Extracted data entries:
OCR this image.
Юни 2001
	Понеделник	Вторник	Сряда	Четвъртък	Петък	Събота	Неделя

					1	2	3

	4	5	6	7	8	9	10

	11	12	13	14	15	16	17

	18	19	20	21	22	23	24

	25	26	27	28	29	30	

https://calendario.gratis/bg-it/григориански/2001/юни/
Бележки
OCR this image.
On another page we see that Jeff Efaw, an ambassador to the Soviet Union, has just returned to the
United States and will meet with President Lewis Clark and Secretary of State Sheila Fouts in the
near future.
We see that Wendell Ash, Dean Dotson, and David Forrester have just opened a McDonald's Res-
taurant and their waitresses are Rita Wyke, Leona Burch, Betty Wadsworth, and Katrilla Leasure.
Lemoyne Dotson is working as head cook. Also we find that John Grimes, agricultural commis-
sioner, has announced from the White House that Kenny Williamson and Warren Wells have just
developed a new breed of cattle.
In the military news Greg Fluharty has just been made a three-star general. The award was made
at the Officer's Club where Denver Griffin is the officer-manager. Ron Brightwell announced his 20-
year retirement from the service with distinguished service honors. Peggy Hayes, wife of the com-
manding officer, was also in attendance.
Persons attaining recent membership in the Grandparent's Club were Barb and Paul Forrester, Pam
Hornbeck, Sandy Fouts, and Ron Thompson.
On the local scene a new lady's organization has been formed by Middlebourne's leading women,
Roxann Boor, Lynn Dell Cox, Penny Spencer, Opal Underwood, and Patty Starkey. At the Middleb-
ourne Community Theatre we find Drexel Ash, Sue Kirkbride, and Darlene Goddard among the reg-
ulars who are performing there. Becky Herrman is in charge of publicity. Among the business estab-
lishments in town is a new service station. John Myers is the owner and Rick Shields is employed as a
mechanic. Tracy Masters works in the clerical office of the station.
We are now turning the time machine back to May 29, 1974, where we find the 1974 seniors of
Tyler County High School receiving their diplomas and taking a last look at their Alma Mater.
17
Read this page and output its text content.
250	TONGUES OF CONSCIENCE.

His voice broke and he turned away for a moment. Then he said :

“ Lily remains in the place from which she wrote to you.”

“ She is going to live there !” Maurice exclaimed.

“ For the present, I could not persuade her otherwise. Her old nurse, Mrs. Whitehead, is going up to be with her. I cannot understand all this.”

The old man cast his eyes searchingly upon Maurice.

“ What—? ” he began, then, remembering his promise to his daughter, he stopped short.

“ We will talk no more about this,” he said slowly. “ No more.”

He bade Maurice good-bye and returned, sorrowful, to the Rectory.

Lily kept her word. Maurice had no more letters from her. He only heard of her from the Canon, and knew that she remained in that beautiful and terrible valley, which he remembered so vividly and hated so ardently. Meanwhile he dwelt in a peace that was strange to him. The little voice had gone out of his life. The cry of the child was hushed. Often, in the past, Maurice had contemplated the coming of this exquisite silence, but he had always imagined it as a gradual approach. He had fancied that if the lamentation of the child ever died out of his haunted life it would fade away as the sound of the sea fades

■ Goal
Using the data above, print every record exactly as shown.

■ Reply
OCR this image.
Юни 2001
	Понеделник	Вторник	Сряда	Четвъртък	Петък	Събота	Неделя

					1	2	3

	4	5	6	7	8	9	10

	11	12	13	14	15	16	17

	18	19	20	21	22	23	24

	25	26	27	28	29	30	

https://calendario.gratis/bg-it/григориански/2001/юни/
Бележки
OCR this image.
On another page we see that Jeff Efaw, an ambassador to the Soviet Union, has just returned to the
United States and will meet with President Lewis Clark and Secretary of State Sheila Fouts in the
near future.
We see that Wendell Ash, Dean Dotson, and David Forrester have just opened a McDonald's Res-
taurant and their waitresses are Rita Wyke, Leona Burch, Betty Wadsworth, and Katrilla Leasure.
Lemoyne Dotson is working as head cook. Also we find that John Grimes, agricultural commis-
sioner, has announced from the White House that Kenny Williamson and Warren Wells have just
developed a new breed of cattle.
In the military news Greg Fluharty has just been made a three-star general. The award was made
at the Officer's Club where Denver Griffin is the officer-manager. Ron Brightwell announced his 20-
year retirement from the service with distinguished service honors. Peggy Hayes, wife of the com-
manding officer, was also in attendance.
Persons attaining recent membership in the Grandparent's Club were Barb and Paul Forrester, Pam
Hornbeck, Sandy Fouts, and Ron Thompson.
On the local scene a new lady's organization has been formed by Middlebourne's leading women,
Roxann Boor, Lynn Dell Cox, Penny Spencer, Opal Underwood, and Patty Starkey. At the Middleb-
ourne Community Theatre we find Drexel Ash, Sue Kirkbride, and Darlene Goddard among the reg-
ulars who are performing there. Becky Herrman is in charge of publicity. Among the business estab-
lishments in town is a new service station. John Myers is the owner and Rick Shields is employed as a
mechanic. Tracy Masters works in the clerical office of the station.
We are now turning the time machine back to May 29, 1974, where we find the 1974 seniors of
Tyler County High School receiving their diplomas and taking a last look at their Alma Mater.
17
Read this page and output its text content.
250	TONGUES OF CONSCIENCE.

His voice broke and he turned away for a moment. Then he said :

“ Lily remains in the place from which she wrote to you.”

“ She is going to live there !” Maurice exclaimed.

“ For the present, I could not persuade her otherwise. Her old nurse, Mrs. Whitehead, is going up to be with her. I cannot understand all this.”

The old man cast his eyes searchingly upon Maurice.

“ What—? ” he began, then, remembering his promise to his daughter, he stopped short.

“ We will talk no more about this,” he said slowly. “ No more.”

He bade Maurice good-bye and returned, sorrowful, to the Rectory.

Lily kept her word. Maurice had no more letters from her. He only heard of her from the Canon, and knew that she remained in that beautiful and terrible valley, which he remembered so vividly and hated so ardently. Meanwhile he dwelt in a peace that was strange to him. The little voice had gone out of his life. The cry of the child was hushed. Often, in the past, Maurice had contemplated the coming of this exquisite silence, but he had always imagined it as a gradual approach. He had fancied that if the lamentation of the child ever died out of his haunted life it would fade away as the sound of the sea fades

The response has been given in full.